Recorded data
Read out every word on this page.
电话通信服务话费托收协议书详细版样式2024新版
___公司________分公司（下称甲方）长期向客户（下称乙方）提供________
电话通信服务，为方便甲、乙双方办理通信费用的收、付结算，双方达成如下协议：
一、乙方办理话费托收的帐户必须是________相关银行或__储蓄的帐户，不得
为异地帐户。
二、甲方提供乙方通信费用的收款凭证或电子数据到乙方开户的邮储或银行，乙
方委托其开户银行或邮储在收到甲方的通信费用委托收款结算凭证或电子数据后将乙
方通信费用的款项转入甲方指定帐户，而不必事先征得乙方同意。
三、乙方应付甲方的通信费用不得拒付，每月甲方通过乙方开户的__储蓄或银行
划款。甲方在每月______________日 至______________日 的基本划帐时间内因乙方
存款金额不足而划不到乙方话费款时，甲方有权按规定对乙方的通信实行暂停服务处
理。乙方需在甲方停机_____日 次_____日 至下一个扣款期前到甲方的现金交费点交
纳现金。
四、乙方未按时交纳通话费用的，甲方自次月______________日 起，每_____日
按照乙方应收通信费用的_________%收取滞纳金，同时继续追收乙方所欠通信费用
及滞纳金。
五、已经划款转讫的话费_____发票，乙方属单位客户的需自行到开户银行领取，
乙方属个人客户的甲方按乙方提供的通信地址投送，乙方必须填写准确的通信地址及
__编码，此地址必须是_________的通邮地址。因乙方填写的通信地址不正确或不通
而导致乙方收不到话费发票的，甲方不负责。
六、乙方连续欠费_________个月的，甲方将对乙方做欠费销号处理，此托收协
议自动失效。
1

## Exercise
Give an exact copy of all the data shown above.

## Output of the task
Read out every word on this page.
电话通信服务话费托收协议书详细版样式2024新版
___公司________分公司（下称甲方）长期向客户（下称乙方）提供________
电话通信服务，为方便甲、乙双方办理通信费用的收、付结算，双方达成如下协议：
一、乙方办理话费托收的帐户必须是________相关银行或__储蓄的帐户，不得
为异地帐户。
二、甲方提供乙方通信费用的收款凭证或电子数据到乙方开户的邮储或银行，乙
方委托其开户银行或邮储在收到甲方的通信费用委托收款结算凭证或电子数据后将乙
方通信费用的款项转入甲方指定帐户，而不必事先征得乙方同意。
三、乙方应付甲方的通信费用不得拒付，每月甲方通过乙方开户的__储蓄或银行
划款。甲方在每月______________日 至______________日 的基本划帐时间内因乙方
存款金额不足而划不到乙方话费款时，甲方有权按规定对乙方的通信实行暂停服务处
理。乙方需在甲方停机_____日 次_____日 至下一个扣款期前到甲方的现金交费点交
纳现金。
四、乙方未按时交纳通话费用的，甲方自次月______________日 起，每_____日
按照乙方应收通信费用的_________%收取滞纳金，同时继续追收乙方所欠通信费用
及滞纳金。
五、已经划款转讫的话费_____发票，乙方属单位客户的需自行到开户银行领取，
乙方属个人客户的甲方按乙方提供的通信地址投送，乙方必须填写准确的通信地址及
__编码，此地址必须是_________的通邮地址。因乙方填写的通信地址不正确或不通
而导致乙方收不到话费发票的，甲方不负责。
六、乙方连续欠费_________个月的，甲方将对乙方做欠费销号处理，此托收协
议自动失效。
1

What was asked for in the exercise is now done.